» Trecho da página:
Os direitos das crianças e adolescentes no Brasil

Enviada em 15/07/2020

Não restam dúvidas que a sociedade sofreu grandes mudanças nos últimos anos, pois a forma como vemos as crianças e adolescentes hoje cabe muito mais reflexões sobre o que é certo, errado ou como criar os filhos. Entretanto, também passa a ser analisado como lidar com problemas gerados por menores infratores e como a educação serve para criar ótimos cidadãos.

Tendo em vista esses aspectos é questionável a sociedade como desenvolvedor de caráter de crianças e adolescentes. É inegável que os problemas dos menores podem começar dentro de casa, mas a escola também pode agravar de forma que a educação deve ser reformulada através da ordem, contudo também, se adaptando aos meios atuais que englobam a internet e meios de informações em massa. Além disso, a sala de aula se tornou ambiente atrasado, onde não suporta só o básico em conteúdo, mas passa a ter a necessidade de acolhimento e guia para muitos jovens que não tem em casa questões sobre sexualidade, representatividade, gestão, meio ambiente, violência, e outros temas que participarão de sua vida.

Em uma segunda análise, a violência vem gerado uma nova configuração social e nostalgia do passado. Todavia, é nesse momento que mais se debate sobre a exposição da violência, da criação regada de um capitalismo desenfreado e de uma cultura de normalização de algo julgável. Levando a crer que erros do passado recriam o aumento de crimes de hoje. Por isso, não basta só querer uma diminuição da maioridade penal, mas também, resolver problemas sociais que levam esse jovens a cometer tais atos.

[Registros de dados salvos]
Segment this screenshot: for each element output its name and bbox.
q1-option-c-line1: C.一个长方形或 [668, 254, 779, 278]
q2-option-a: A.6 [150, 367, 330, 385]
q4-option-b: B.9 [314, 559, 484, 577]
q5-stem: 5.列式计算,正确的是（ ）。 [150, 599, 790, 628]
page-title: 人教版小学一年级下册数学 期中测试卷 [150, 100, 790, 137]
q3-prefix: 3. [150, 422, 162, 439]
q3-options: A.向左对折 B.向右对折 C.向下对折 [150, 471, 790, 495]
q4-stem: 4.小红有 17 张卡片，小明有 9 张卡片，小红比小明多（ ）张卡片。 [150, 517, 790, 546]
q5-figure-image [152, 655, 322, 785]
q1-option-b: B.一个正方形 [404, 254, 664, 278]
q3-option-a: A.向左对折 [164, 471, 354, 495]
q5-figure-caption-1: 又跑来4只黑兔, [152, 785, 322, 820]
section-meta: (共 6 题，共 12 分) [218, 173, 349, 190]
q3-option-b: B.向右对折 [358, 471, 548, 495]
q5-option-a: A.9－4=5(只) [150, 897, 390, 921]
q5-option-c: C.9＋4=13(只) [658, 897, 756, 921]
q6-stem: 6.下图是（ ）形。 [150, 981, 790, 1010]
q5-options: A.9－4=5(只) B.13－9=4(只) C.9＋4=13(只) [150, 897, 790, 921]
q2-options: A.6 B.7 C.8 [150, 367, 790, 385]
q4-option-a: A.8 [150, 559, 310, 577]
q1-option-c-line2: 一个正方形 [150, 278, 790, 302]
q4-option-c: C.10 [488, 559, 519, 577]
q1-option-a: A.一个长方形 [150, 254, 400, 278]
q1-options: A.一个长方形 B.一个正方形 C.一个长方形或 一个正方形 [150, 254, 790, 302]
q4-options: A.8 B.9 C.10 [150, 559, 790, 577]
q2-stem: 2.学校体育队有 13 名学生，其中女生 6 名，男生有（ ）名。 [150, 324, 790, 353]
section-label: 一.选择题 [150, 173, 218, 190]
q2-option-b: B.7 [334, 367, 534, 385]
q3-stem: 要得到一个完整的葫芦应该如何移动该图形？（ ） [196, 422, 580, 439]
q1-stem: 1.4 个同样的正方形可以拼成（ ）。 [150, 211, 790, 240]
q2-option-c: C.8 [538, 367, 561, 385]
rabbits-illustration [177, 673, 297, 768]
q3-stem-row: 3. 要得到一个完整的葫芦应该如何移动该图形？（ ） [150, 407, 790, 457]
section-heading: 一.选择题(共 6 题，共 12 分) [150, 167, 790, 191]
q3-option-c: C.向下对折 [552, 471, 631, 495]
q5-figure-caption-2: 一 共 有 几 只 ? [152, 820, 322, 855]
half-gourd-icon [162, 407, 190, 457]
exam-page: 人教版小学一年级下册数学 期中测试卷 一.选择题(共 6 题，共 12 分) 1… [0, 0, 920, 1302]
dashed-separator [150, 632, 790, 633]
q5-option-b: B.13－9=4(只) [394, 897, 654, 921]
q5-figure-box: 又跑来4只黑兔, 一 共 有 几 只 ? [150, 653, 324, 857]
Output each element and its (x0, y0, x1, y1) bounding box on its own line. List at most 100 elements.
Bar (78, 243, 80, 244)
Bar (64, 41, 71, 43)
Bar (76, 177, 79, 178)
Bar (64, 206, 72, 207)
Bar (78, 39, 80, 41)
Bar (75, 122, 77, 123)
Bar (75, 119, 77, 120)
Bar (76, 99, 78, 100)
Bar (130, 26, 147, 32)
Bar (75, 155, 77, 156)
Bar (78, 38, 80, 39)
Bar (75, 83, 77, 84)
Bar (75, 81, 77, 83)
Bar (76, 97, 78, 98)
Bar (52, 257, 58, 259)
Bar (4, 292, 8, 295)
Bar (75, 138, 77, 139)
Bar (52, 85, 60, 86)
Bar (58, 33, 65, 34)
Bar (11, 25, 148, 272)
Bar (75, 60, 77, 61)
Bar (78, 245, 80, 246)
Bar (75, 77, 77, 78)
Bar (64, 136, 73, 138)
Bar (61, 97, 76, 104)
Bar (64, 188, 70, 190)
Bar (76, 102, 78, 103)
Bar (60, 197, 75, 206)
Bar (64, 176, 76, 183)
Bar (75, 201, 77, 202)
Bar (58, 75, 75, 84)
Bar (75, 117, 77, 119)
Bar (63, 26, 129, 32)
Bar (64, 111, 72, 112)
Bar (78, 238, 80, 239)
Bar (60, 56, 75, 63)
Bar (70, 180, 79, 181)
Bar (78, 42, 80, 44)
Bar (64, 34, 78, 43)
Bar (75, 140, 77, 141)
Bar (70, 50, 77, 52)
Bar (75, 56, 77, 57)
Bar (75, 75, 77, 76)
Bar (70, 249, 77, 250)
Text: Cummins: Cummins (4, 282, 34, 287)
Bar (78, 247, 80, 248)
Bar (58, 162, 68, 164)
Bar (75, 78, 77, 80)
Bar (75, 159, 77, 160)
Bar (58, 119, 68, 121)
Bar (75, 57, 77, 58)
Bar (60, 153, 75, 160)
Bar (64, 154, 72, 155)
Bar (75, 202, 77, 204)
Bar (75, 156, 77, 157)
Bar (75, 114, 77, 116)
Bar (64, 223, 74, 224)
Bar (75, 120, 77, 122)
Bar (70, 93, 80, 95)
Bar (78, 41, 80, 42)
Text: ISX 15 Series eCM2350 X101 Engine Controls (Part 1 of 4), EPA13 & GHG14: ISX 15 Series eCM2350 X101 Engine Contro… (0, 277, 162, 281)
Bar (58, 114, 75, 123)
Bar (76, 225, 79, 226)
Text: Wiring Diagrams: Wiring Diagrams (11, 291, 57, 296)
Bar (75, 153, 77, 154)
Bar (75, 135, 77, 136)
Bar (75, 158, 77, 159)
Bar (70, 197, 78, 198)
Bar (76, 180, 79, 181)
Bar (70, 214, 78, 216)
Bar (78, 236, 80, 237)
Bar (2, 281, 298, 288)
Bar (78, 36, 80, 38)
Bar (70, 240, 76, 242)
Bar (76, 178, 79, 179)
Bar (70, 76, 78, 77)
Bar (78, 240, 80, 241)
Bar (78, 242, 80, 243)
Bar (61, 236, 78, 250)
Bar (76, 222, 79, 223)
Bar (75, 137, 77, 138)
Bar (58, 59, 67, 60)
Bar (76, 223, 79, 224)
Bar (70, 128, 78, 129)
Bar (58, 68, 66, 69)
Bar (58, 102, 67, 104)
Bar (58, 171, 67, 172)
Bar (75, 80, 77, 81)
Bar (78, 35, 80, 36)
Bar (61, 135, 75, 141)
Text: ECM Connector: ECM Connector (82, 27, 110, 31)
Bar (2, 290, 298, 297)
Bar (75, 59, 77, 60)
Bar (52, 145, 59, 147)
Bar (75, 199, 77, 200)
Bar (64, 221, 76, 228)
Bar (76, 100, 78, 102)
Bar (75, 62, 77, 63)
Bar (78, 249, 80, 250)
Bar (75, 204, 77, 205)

» O que fazer:
**a.** Explique, em uma a três frases, por que o texto sobre os direitos das crianças e adolescentes diz que não basta só querer diminuir a maioridade penal.
**b.** Em que data foi enviado o texto sobre os direitos das crianças e adolescentes?
Responda usando só o texto.

» Respostas das tarefas:
**a.** Porque os erros do passado recriam o aumento dos crimes de hoje. Por isso, além de pensar na maioridade penal, é preciso resolver os problemas sociais que levam os jovens a cometer esses atos.

**b.** Em 15/07/2020.